#### Your goal:
Repeat all the records exactly, omitting pictures.

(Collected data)

========

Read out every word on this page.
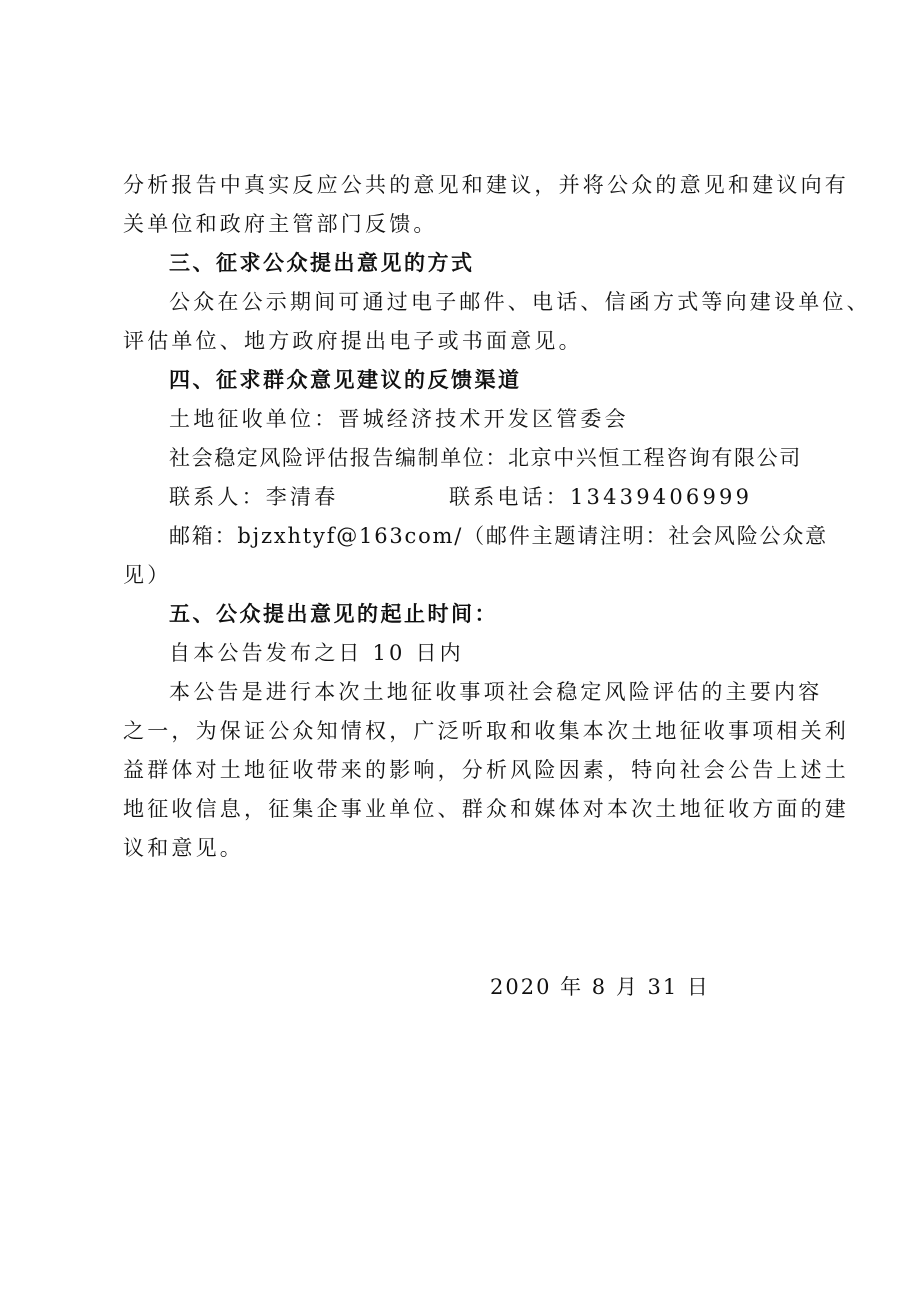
分析报告中真实反应公共的意见和建议，并将公众的意见和建议向有
关单位和政府主管部门反馈。
三、征求公众提出意见的方式
公众在公示期间可通过电子邮件、电话、信函方式等向建设单位、
评估单位、地方政府提出电子或书面意见。
四、征求群众意见建议的反馈渠道
土地征收单位：晋城经济技术开发区管委会
社会稳定风险评估报告编制单位：北京中兴恒工程咨询有限公司
联系人：李清春	联系电话：13439406999
邮箱：bjzxhtyf@163com/（邮件主题请注明：社会风险公众意
见）
五、公众提出意见的起止时间：
自本公告发布之日 10 日内
本公告是进行本次土地征收事项社会稳定风险评估的主要内容
之一，为保证公众知情权，广泛听取和收集本次土地征收事项相关利
益群体对土地征收带来的影响，分析风险因素，特向社会公告上述土
地征收信息，征集企事业单位、群众和媒体对本次土地征收方面的建
议和意见。
2020 年 8 月 31 日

========

#### Solution to this exercise:
Read out every word on this page.
分析报告中真实反应公共的意见和建议，并将公众的意见和建议向有
关单位和政府主管部门反馈。
三、征求公众提出意见的方式
公众在公示期间可通过电子邮件、电话、信函方式等向建设单位、
评估单位、地方政府提出电子或书面意见。
四、征求群众意见建议的反馈渠道
土地征收单位：晋城经济技术开发区管委会
社会稳定风险评估报告编制单位：北京中兴恒工程咨询有限公司
联系人：李清春	联系电话：13439406999
邮箱：bjzxhtyf@163com/（邮件主题请注明：社会风险公众意
见）
五、公众提出意见的起止时间：
自本公告发布之日 10 日内
本公告是进行本次土地征收事项社会稳定风险评估的主要内容
之一，为保证公众知情权，广泛听取和收集本次土地征收事项相关利
益群体对土地征收带来的影响，分析风险因素，特向社会公告上述土
地征收信息，征集企事业单位、群众和媒体对本次土地征收方面的建
议和意见。
2020 年 8 月 31 日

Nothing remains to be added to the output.